┌──
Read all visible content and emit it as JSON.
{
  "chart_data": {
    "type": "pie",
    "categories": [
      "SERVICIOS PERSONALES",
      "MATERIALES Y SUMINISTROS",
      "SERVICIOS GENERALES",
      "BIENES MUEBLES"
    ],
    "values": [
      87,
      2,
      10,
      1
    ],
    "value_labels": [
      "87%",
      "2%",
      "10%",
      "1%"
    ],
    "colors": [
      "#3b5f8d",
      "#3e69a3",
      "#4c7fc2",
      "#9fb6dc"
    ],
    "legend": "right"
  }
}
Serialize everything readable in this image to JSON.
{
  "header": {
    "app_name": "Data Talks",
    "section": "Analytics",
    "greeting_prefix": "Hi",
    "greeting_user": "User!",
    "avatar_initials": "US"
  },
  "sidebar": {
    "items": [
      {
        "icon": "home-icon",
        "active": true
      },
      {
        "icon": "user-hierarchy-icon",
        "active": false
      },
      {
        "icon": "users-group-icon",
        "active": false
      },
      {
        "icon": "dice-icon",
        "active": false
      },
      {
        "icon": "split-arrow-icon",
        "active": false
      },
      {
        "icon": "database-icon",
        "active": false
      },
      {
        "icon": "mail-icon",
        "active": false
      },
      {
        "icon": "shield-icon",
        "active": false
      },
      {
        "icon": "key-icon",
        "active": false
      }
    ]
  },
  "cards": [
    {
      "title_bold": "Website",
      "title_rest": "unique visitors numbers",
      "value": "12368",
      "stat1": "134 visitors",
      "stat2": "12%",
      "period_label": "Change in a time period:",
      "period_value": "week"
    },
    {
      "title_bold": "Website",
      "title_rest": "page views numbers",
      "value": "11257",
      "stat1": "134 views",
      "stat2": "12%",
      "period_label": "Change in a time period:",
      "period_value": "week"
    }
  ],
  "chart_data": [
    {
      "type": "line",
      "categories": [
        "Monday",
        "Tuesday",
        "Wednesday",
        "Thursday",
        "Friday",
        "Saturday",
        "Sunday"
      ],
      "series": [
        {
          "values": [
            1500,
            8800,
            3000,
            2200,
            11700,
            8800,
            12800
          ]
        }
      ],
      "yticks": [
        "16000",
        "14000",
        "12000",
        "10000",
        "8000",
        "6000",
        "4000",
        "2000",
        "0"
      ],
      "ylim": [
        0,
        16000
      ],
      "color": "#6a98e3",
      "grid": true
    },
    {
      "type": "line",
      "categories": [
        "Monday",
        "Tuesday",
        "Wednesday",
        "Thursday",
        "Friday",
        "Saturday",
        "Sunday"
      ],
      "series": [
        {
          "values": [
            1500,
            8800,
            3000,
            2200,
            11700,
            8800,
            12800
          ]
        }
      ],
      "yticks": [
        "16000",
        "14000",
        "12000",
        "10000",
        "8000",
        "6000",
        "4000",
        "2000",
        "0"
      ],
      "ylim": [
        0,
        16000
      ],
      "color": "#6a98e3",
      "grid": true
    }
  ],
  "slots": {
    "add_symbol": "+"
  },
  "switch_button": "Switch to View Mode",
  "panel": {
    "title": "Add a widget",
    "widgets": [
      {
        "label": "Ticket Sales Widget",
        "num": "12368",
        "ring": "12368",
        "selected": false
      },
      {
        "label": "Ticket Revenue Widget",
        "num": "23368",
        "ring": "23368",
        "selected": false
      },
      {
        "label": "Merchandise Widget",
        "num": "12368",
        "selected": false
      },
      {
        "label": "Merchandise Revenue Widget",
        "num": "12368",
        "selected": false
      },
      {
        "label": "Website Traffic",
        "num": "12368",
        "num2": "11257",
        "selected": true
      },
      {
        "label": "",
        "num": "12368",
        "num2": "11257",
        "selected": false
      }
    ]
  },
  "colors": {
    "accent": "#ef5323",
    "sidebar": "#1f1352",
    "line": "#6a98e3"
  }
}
└──
Exactly reproduce all of the entries.

### TASK OUTPUT
Read all visible content and emit it as JSON.
{
  "chart_data": {
    "type": "pie",
    "categories": [
      "SERVICIOS PERSONALES",
      "MATERIALES Y SUMINISTROS",
      "SERVICIOS GENERALES",
      "BIENES MUEBLES"
    ],
    "values": [
      87,
      2,
      10,
      1
    ],
    "value_labels": [
      "87%",
      "2%",
      "10%",
      "1%"
    ],
    "colors": [
      "#3b5f8d",
      "#3e69a3",
      "#4c7fc2",
      "#9fb6dc"
    ],
    "legend": "right"
  }
}
Serialize everything readable in this image to JSON.
{
  "header": {
    "app_name": "Data Talks",
    "section": "Analytics",
    "greeting_prefix": "Hi",
    "greeting_user": "User!",
    "avatar_initials": "US"
  },
  "sidebar": {
    "items": [
      {
        "icon": "home-icon",
        "active": true
      },
      {
        "icon": "user-hierarchy-icon",
        "active": false
      },
      {
        "icon": "users-group-icon",
        "active": false
      },
      {
        "icon": "dice-icon",
        "active": false
      },
      {
        "icon": "split-arrow-icon",
        "active": false
      },
      {
        "icon": "database-icon",
        "active": false
      },
      {
        "icon": "mail-icon",
        "active": false
      },
      {
        "icon": "shield-icon",
        "active": false
      },
      {
        "icon": "key-icon",
        "active": false
      }
    ]
  },
  "cards": [
    {
      "title_bold": "Website",
      "title_rest": "unique visitors numbers",
      "value": "12368",
      "stat1": "134 visitors",
      "stat2": "12%",
      "period_label": "Change in a time period:",
      "period_value": "week"
    },
    {
      "title_bold": "Website",
      "title_rest": "page views numbers",
      "value": "11257",
      "stat1": "134 views",
      "stat2": "12%",
      "period_label": "Change in a time period:",
      "period_value": "week"
    }
  ],
  "chart_data": [
    {
      "type": "line",
      "categories": [
        "Monday",
        "Tuesday",
        "Wednesday",
        "Thursday",
        "Friday",
        "Saturday",
        "Sunday"
      ],
      "series": [
        {
          "values": [
            1500,
            8800,
            3000,
            2200,
            11700,
            8800,
            12800
          ]
        }
      ],
      "yticks": [
        "16000",
        "14000",
        "12000",
        "10000",
        "8000",
        "6000",
        "4000",
        "2000",
        "0"
      ],
      "ylim": [
        0,
        16000
      ],
      "color": "#6a98e3",
      "grid": true
    },
    {
      "type": "line",
      "categories": [
        "Monday",
        "Tuesday",
        "Wednesday",
        "Thursday",
        "Friday",
        "Saturday",
        "Sunday"
      ],
      "series": [
        {
          "values": [
            1500,
            8800,
            3000,
            2200,
            11700,
            8800,
            12800
          ]
        }
      ],
      "yticks": [
        "16000",
        "14000",
        "12000",
        "10000",
        "8000",
        "6000",
        "4000",
        "2000",
        "0"
      ],
      "ylim": [
        0,
        16000
      ],
      "color": "#6a98e3",
      "grid": true
    }
  ],
  "slots": {
    "add_symbol": "+"
  },
  "switch_button": "Switch to View Mode",
  "panel": {
    "title": "Add a widget",
    "widgets": [
      {
        "label": "Ticket Sales Widget",
        "num": "12368",
        "ring": "12368",
        "selected": false
      },
      {
        "label": "Ticket Revenue Widget",
        "num": "23368",
        "ring": "23368",
        "selected": false
      },
      {
        "label": "Merchandise Widget",
        "num": "12368",
        "selected": false
      },
      {
        "label": "Merchandise Revenue Widget",
        "num": "12368",
        "selected": false
      },
      {
        "label": "Website Traffic",
        "num": "12368",
        "num2": "11257",
        "selected": true
      },
      {
        "label": "",
        "num": "12368",
        "num2": "11257",
        "selected": false
      }
    ]
  },
  "colors": {
    "accent": "#ef5323",
    "sidebar": "#1f1352",
    "line": "#6a98e3"
  }
}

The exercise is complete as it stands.